## What needs to be done
Using the records below, locate all lines containing "this" and return them.

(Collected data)

********************

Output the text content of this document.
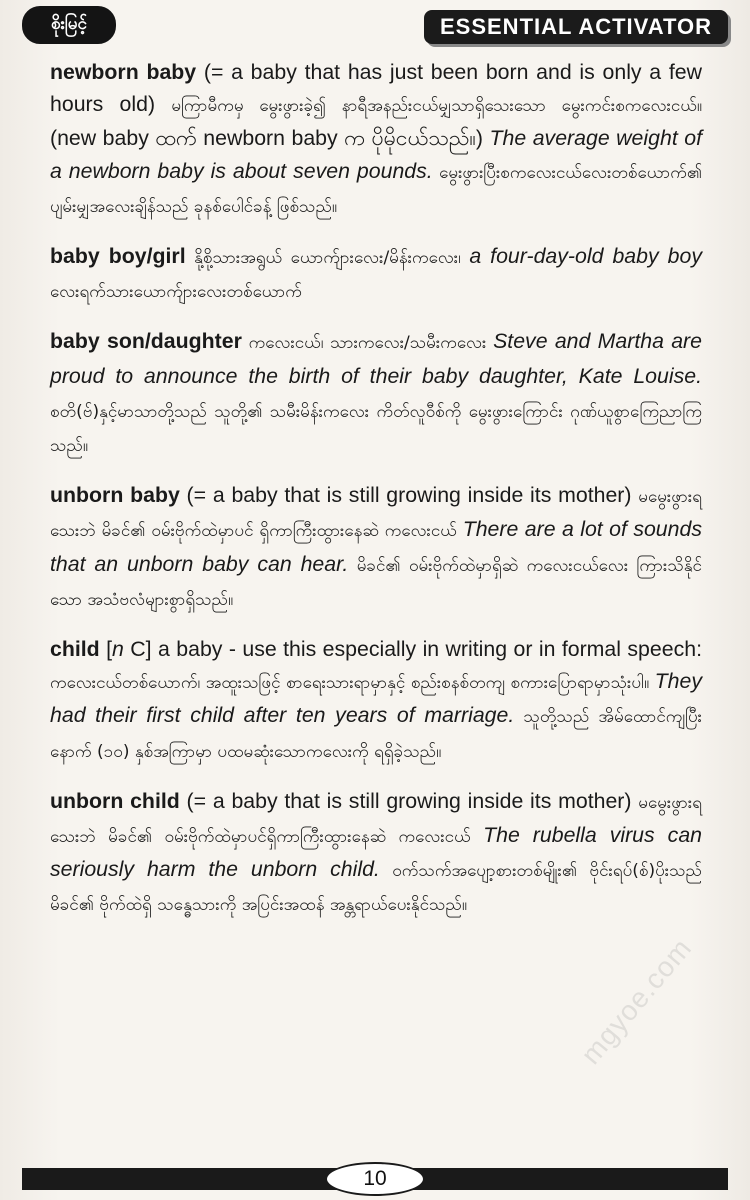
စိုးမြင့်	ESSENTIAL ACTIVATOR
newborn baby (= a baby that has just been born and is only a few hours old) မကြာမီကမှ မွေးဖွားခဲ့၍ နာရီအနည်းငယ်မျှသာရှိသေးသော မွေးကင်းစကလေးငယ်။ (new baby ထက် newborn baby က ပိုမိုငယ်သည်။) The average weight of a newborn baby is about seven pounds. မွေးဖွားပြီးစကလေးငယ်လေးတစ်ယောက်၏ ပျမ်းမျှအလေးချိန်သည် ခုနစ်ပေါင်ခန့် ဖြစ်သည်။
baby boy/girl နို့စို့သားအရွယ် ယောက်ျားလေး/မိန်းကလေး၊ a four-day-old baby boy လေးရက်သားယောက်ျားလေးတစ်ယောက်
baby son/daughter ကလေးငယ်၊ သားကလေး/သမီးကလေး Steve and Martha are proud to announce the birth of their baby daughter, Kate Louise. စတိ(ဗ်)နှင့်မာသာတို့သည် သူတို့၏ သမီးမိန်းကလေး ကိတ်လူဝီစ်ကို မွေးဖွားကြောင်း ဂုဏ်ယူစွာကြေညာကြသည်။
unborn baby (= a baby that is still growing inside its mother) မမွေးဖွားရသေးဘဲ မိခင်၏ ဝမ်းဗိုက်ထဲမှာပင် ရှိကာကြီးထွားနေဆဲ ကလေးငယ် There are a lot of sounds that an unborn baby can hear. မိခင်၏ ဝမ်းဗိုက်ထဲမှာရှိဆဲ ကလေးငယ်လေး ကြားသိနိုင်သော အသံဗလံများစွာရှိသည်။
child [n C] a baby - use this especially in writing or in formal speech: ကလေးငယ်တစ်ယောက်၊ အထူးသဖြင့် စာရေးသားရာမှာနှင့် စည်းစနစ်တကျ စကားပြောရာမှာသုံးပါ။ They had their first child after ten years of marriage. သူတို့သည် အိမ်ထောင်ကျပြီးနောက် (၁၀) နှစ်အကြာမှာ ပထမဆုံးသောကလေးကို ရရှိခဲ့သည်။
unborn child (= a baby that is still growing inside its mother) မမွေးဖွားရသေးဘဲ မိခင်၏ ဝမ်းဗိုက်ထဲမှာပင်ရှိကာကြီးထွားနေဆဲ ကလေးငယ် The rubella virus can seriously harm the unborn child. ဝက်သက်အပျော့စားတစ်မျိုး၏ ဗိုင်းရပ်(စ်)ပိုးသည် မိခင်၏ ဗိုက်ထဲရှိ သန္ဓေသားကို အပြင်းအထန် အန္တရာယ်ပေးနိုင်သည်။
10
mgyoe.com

********************

## Finished exercise
Output the text content of this document.
child [n C] a baby - use this especially in writing or in formal speech: ကလေးငယ်တစ်ယောက်၊ အထူးသဖြင့် စာရေးသားရာမှာနှင့် စည်းစနစ်တကျ စကားပြောရာမှာသုံးပါ။ They had their first child after ten years of marriage. သူတို့သည် အိမ်ထောင်ကျပြီးနောက် (၁၀) နှစ်အကြာမှာ ပထမဆုံးသောကလေးကို ရရှိခဲ့သည်။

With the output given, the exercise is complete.